§ **INSTRUCTION**
Pull out every line in the data that has the string "color" in it.

§ §

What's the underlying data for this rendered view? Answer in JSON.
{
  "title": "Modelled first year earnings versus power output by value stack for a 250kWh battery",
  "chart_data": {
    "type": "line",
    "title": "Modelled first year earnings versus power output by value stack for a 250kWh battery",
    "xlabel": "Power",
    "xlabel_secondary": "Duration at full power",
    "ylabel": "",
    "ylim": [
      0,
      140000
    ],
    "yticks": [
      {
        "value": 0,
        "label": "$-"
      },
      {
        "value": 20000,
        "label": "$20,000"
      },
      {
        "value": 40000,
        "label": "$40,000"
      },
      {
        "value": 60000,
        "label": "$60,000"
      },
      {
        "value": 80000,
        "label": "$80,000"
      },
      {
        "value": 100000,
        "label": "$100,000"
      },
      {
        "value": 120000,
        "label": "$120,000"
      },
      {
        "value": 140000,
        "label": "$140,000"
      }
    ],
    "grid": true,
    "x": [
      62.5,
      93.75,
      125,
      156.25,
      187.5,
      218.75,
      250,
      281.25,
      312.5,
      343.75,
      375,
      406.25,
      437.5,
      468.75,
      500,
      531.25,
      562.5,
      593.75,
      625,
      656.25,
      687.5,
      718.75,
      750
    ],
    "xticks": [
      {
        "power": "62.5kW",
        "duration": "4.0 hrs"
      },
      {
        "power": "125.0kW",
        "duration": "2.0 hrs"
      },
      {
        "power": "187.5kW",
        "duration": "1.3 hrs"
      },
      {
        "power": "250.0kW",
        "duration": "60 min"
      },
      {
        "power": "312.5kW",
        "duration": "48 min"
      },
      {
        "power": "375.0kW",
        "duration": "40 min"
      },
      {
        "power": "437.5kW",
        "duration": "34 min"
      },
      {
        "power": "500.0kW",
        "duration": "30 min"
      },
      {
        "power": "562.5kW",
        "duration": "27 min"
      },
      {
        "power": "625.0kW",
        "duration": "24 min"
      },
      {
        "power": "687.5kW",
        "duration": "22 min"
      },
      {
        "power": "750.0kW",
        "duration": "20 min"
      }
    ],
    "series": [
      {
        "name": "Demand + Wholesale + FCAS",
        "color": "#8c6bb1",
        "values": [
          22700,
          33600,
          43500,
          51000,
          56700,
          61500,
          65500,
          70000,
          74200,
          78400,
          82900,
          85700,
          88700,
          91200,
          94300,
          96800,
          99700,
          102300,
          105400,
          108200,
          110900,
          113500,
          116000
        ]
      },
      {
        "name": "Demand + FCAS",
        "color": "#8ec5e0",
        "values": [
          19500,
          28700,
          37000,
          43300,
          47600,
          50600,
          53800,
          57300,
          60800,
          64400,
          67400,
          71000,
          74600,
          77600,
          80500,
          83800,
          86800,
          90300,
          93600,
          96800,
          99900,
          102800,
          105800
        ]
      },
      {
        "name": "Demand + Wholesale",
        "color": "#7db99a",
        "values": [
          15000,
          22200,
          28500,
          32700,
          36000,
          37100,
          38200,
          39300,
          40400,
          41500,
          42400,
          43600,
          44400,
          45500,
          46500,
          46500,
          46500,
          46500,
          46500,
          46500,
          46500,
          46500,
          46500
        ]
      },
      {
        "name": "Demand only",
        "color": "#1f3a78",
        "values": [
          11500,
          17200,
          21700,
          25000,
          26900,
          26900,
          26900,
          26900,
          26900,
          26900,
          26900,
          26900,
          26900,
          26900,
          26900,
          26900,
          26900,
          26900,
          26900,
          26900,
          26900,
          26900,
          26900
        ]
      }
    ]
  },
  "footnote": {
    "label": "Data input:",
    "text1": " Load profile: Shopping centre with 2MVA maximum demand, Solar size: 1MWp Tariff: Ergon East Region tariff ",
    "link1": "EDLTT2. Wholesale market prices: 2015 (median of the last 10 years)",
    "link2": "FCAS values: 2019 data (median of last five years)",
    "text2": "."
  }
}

§ §

§ **WRITTEN RESPONSE**
        "color": "#8c6bb1",
        "color": "#8ec5e0",
        "color": "#7db99a",
        "color": "#1f3a78",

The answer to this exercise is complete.